[Data items]
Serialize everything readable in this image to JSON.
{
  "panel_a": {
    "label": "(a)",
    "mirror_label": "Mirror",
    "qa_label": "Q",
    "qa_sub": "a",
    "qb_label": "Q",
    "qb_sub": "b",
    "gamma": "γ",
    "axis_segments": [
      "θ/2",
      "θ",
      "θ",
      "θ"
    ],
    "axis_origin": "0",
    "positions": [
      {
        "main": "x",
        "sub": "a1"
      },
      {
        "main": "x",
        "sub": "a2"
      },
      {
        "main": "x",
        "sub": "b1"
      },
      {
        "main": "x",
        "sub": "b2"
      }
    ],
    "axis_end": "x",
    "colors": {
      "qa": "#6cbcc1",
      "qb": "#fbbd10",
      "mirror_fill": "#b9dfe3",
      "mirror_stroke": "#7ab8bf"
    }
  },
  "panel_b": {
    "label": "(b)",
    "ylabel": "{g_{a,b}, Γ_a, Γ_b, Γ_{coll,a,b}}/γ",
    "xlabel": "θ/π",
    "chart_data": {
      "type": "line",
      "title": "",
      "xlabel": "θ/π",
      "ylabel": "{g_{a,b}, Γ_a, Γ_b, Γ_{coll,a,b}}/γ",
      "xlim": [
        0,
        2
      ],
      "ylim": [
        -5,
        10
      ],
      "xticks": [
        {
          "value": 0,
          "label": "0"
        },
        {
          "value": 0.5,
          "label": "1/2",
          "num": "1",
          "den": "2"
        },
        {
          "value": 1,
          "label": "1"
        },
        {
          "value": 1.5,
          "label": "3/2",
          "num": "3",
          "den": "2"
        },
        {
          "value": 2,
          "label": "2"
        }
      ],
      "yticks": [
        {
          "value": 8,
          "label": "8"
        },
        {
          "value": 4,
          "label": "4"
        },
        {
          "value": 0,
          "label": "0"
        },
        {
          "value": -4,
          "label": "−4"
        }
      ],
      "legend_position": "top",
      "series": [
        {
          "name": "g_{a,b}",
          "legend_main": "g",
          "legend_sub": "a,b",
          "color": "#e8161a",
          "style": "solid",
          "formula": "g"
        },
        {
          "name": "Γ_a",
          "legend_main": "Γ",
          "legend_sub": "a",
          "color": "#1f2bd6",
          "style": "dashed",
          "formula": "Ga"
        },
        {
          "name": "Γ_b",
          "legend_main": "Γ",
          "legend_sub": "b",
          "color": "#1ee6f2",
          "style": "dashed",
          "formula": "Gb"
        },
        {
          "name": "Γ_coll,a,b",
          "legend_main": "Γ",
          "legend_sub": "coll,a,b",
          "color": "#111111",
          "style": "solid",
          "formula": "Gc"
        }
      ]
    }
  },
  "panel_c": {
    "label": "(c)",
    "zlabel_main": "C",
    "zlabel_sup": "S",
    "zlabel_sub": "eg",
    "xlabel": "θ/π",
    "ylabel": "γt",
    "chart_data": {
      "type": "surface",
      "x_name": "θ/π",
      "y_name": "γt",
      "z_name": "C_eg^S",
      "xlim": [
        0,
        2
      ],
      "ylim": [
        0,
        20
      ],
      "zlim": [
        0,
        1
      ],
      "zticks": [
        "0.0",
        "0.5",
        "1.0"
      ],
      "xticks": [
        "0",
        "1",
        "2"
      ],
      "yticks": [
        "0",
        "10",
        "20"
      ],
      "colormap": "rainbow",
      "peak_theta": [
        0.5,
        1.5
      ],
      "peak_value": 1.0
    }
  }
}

• Goal of the exercise:
In the entries above, find every line holding the word "formula" and copy it out.

• Output of the exercise:
          "formula": "g"
          "formula": "Ga"
          "formula": "Gb"
          "formula": "Gc"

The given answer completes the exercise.